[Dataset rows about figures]
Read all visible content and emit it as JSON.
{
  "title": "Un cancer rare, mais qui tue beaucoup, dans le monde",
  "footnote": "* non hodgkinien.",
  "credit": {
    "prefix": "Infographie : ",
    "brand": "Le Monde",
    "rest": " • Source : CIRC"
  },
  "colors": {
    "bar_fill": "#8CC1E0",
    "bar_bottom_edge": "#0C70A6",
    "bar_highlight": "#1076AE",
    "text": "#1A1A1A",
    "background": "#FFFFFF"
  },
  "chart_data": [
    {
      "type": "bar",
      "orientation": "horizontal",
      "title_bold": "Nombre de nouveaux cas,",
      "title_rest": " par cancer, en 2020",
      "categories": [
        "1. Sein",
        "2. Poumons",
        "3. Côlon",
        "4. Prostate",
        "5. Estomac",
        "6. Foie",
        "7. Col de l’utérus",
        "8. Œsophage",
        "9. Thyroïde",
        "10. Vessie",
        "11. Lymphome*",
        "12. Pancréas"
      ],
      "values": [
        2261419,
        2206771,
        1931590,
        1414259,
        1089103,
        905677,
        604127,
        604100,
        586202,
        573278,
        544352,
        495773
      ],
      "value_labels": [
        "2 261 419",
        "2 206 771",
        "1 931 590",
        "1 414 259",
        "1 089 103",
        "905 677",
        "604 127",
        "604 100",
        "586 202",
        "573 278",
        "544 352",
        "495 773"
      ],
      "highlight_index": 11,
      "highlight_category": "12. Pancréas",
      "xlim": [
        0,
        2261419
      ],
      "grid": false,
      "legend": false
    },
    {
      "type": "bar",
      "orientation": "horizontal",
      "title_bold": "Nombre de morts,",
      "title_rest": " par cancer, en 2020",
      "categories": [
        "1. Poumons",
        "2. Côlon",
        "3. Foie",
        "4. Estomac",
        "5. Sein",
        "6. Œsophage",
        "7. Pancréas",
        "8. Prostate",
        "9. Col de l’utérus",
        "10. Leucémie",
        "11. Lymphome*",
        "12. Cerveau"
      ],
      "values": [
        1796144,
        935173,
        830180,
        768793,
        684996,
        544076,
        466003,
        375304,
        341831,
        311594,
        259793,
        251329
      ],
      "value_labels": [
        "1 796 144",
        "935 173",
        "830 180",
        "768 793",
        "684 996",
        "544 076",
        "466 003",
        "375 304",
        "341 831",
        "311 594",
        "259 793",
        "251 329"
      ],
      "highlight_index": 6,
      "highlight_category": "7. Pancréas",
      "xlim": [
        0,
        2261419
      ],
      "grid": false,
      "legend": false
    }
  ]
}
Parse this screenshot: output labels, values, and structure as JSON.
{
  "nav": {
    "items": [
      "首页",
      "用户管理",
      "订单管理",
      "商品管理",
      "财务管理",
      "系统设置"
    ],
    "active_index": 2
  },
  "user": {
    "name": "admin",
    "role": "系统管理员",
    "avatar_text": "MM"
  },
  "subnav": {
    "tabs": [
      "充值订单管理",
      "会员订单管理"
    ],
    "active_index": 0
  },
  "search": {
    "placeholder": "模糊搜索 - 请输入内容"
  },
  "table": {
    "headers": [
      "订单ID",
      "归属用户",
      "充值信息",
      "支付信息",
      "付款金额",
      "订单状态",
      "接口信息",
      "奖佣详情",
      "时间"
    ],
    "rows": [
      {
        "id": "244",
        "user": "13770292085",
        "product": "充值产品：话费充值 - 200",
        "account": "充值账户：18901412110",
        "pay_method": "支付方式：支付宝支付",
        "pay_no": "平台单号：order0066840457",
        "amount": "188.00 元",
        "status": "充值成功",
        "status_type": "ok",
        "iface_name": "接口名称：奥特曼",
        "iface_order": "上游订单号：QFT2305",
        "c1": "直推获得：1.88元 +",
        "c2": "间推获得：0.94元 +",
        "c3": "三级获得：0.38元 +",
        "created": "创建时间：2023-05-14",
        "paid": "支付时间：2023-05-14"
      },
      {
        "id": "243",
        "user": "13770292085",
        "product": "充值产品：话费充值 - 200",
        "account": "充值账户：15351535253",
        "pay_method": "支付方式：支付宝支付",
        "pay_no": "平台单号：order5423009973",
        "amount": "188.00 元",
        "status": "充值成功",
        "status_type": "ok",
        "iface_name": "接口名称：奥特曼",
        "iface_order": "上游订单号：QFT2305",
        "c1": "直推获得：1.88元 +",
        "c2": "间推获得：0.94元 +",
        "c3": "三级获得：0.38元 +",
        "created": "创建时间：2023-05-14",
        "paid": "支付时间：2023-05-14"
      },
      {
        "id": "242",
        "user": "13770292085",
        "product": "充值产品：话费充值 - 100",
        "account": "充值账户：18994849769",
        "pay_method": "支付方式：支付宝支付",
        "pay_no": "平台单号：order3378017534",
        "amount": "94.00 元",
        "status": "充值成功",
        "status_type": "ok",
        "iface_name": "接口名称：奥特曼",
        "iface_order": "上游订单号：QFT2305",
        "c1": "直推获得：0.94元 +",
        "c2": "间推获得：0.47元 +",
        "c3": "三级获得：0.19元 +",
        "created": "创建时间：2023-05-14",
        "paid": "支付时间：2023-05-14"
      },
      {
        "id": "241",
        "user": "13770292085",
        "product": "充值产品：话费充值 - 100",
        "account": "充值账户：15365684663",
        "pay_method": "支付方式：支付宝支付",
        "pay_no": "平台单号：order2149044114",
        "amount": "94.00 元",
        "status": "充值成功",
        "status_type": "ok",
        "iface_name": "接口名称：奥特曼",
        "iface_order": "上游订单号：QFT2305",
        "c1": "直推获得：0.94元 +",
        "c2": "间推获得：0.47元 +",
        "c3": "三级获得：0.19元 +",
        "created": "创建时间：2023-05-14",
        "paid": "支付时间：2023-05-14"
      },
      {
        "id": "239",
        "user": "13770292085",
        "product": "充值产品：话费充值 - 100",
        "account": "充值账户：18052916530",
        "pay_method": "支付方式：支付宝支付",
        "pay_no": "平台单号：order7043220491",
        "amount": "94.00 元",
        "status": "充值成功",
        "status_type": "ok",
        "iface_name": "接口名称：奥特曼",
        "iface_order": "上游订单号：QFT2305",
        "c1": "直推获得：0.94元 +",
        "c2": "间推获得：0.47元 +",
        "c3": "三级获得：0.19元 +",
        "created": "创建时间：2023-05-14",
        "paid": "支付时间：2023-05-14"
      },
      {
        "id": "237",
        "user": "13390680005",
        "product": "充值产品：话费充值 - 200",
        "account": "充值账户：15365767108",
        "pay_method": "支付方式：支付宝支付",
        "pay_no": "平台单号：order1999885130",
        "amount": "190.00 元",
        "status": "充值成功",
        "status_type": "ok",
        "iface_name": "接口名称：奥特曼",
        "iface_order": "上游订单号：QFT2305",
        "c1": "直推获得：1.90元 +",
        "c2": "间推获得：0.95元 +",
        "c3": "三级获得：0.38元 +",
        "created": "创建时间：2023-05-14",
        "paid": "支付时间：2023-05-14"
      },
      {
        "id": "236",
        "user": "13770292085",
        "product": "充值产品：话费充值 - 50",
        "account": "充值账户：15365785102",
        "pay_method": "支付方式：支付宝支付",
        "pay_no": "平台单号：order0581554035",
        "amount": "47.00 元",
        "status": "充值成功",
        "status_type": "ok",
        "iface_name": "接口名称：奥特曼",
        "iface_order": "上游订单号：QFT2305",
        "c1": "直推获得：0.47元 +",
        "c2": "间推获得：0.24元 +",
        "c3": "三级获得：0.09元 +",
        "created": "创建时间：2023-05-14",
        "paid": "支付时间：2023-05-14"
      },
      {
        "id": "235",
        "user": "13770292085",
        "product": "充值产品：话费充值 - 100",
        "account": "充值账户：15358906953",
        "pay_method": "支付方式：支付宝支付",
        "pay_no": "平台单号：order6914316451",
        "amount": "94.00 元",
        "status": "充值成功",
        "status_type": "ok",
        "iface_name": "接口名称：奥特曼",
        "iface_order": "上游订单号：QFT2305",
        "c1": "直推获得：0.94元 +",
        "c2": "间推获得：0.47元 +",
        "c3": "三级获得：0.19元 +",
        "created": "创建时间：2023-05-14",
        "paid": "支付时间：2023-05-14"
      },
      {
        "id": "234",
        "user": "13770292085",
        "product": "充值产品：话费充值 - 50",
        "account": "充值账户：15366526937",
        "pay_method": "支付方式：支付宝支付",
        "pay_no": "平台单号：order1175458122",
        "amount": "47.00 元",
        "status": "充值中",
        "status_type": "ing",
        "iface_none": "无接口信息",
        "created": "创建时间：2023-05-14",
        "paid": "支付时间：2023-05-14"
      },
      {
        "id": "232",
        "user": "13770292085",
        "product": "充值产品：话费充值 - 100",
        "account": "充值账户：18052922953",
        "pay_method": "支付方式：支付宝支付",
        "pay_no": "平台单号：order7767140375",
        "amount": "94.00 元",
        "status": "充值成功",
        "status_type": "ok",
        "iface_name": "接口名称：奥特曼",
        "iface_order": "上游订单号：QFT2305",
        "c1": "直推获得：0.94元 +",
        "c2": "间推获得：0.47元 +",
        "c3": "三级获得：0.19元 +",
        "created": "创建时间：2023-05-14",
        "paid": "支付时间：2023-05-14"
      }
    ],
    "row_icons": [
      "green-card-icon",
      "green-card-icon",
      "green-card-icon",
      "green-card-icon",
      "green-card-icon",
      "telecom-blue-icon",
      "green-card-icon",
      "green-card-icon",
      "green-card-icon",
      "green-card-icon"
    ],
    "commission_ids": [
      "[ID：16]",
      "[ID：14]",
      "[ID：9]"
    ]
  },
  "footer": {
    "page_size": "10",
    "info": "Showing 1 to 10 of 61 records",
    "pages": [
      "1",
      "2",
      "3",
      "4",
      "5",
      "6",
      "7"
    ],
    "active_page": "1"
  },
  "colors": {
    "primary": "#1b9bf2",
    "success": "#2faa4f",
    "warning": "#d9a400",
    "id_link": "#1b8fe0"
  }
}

Exercise>
Single out each line of the records above with the string "Pancréas" in it, and copy it.

Written answer>
        "12. Pancréas"
      "highlight_category": "12. Pancréas",
        "7. Pancréas",
      "highlight_category": "7. Pancréas",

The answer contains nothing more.